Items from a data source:

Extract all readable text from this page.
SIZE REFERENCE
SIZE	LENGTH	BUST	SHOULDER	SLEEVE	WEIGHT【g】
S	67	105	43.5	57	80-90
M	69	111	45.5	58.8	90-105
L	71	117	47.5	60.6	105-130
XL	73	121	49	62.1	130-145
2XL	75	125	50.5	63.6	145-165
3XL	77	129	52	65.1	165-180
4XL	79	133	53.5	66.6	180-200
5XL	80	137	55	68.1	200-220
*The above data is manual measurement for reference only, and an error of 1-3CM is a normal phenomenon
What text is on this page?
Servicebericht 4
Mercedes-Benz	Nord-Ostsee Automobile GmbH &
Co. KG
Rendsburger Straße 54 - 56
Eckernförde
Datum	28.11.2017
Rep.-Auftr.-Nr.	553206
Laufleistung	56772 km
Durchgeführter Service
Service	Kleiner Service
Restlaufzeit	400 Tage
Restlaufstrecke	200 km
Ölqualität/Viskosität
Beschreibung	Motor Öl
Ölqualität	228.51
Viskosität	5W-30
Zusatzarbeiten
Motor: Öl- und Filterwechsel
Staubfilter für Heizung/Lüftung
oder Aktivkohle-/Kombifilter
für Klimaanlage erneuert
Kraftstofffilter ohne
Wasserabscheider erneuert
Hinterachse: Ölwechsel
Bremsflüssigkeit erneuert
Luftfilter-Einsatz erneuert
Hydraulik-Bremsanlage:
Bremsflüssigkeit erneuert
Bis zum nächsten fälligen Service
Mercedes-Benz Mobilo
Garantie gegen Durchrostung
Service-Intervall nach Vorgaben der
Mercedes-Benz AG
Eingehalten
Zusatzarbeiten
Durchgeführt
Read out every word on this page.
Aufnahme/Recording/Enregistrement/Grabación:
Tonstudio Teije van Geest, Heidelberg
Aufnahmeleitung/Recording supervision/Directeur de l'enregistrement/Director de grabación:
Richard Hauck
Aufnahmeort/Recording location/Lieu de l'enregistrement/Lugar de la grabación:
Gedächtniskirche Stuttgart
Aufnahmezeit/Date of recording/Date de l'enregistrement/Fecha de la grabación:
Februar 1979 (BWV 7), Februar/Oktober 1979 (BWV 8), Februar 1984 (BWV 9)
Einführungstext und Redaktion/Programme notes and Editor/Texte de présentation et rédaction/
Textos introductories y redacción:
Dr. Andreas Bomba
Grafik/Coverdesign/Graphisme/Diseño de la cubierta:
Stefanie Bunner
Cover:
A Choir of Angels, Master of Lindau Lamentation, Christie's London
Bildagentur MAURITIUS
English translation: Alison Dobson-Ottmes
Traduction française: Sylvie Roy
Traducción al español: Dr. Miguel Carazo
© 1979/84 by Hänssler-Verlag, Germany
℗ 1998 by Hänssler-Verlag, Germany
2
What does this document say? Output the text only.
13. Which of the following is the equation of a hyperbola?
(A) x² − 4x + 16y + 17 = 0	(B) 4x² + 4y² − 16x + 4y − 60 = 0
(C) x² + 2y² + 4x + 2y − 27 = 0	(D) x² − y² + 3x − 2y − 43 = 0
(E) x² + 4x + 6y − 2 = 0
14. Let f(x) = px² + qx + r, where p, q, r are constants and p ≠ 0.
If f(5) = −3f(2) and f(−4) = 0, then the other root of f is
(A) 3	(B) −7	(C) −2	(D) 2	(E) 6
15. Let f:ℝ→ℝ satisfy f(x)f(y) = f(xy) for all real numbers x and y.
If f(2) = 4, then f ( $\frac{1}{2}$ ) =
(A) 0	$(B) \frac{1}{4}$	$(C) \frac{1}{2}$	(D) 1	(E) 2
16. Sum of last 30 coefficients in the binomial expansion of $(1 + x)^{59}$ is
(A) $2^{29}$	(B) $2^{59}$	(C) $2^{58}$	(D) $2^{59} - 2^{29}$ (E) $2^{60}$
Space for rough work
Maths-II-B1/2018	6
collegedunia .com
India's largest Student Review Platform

What is needed:
Output all of the material, please, exactly as it stands.

The answer:
Extract all readable text from this page.
SIZE REFERENCE
SIZE	LENGTH	BUST	SHOULDER	SLEEVE	WEIGHT【g】
S	67	105	43.5	57	80-90
M	69	111	45.5	58.8	90-105
L	71	117	47.5	60.6	105-130
XL	73	121	49	62.1	130-145
2XL	75	125	50.5	63.6	145-165
3XL	77	129	52	65.1	165-180
4XL	79	133	53.5	66.6	180-200
5XL	80	137	55	68.1	200-220
*The above data is manual measurement for reference only, and an error of 1-3CM is a normal phenomenon
What text is on this page?
Servicebericht 4
Mercedes-Benz	Nord-Ostsee Automobile GmbH &
Co. KG
Rendsburger Straße 54 - 56
Eckernförde
Datum	28.11.2017
Rep.-Auftr.-Nr.	553206
Laufleistung	56772 km
Durchgeführter Service
Service	Kleiner Service
Restlaufzeit	400 Tage
Restlaufstrecke	200 km
Ölqualität/Viskosität
Beschreibung	Motor Öl
Ölqualität	228.51
Viskosität	5W-30
Zusatzarbeiten
Motor: Öl- und Filterwechsel
Staubfilter für Heizung/Lüftung
oder Aktivkohle-/Kombifilter
für Klimaanlage erneuert
Kraftstofffilter ohne
Wasserabscheider erneuert
Hinterachse: Ölwechsel
Bremsflüssigkeit erneuert
Luftfilter-Einsatz erneuert
Hydraulik-Bremsanlage:
Bremsflüssigkeit erneuert
Bis zum nächsten fälligen Service
Mercedes-Benz Mobilo
Garantie gegen Durchrostung
Service-Intervall nach Vorgaben der
Mercedes-Benz AG
Eingehalten
Zusatzarbeiten
Durchgeführt
Read out every word on this page.
Aufnahme/Recording/Enregistrement/Grabación:
Tonstudio Teije van Geest, Heidelberg
Aufnahmeleitung/Recording supervision/Directeur de l'enregistrement/Director de grabación:
Richard Hauck
Aufnahmeort/Recording location/Lieu de l'enregistrement/Lugar de la grabación:
Gedächtniskirche Stuttgart
Aufnahmezeit/Date of recording/Date de l'enregistrement/Fecha de la grabación:
Februar 1979 (BWV 7), Februar/Oktober 1979 (BWV 8), Februar 1984 (BWV 9)
Einführungstext und Redaktion/Programme notes and Editor/Texte de présentation et rédaction/
Textos introductories y redacción:
Dr. Andreas Bomba
Grafik/Coverdesign/Graphisme/Diseño de la cubierta:
Stefanie Bunner
Cover:
A Choir of Angels, Master of Lindau Lamentation, Christie's London
Bildagentur MAURITIUS
English translation: Alison Dobson-Ottmes
Traduction française: Sylvie Roy
Traducción al español: Dr. Miguel Carazo
© 1979/84 by Hänssler-Verlag, Germany
℗ 1998 by Hänssler-Verlag, Germany
2
What does this document say? Output the text only.
13. Which of the following is the equation of a hyperbola?
(A) x² − 4x + 16y + 17 = 0	(B) 4x² + 4y² − 16x + 4y − 60 = 0
(C) x² + 2y² + 4x + 2y − 27 = 0	(D) x² − y² + 3x − 2y − 43 = 0
(E) x² + 4x + 6y − 2 = 0
14. Let f(x) = px² + qx + r, where p, q, r are constants and p ≠ 0.
If f(5) = −3f(2) and f(−4) = 0, then the other root of f is
(A) 3	(B) −7	(C) −2	(D) 2	(E) 6
15. Let f:ℝ→ℝ satisfy f(x)f(y) = f(xy) for all real numbers x and y.
If f(2) = 4, then f ( $\frac{1}{2}$ ) =
(A) 0	$(B) \frac{1}{4}$	$(C) \frac{1}{2}$	(D) 1	(E) 2
16. Sum of last 30 coefficients in the binomial expansion of $(1 + x)^{59}$ is
(A) $2^{29}$	(B) $2^{59}$	(C) $2^{58}$	(D) $2^{59} - 2^{29}$ (E) $2^{60}$
Space for rough work
Maths-II-B1/2018	6
collegedunia .com
India's largest Student Review Platform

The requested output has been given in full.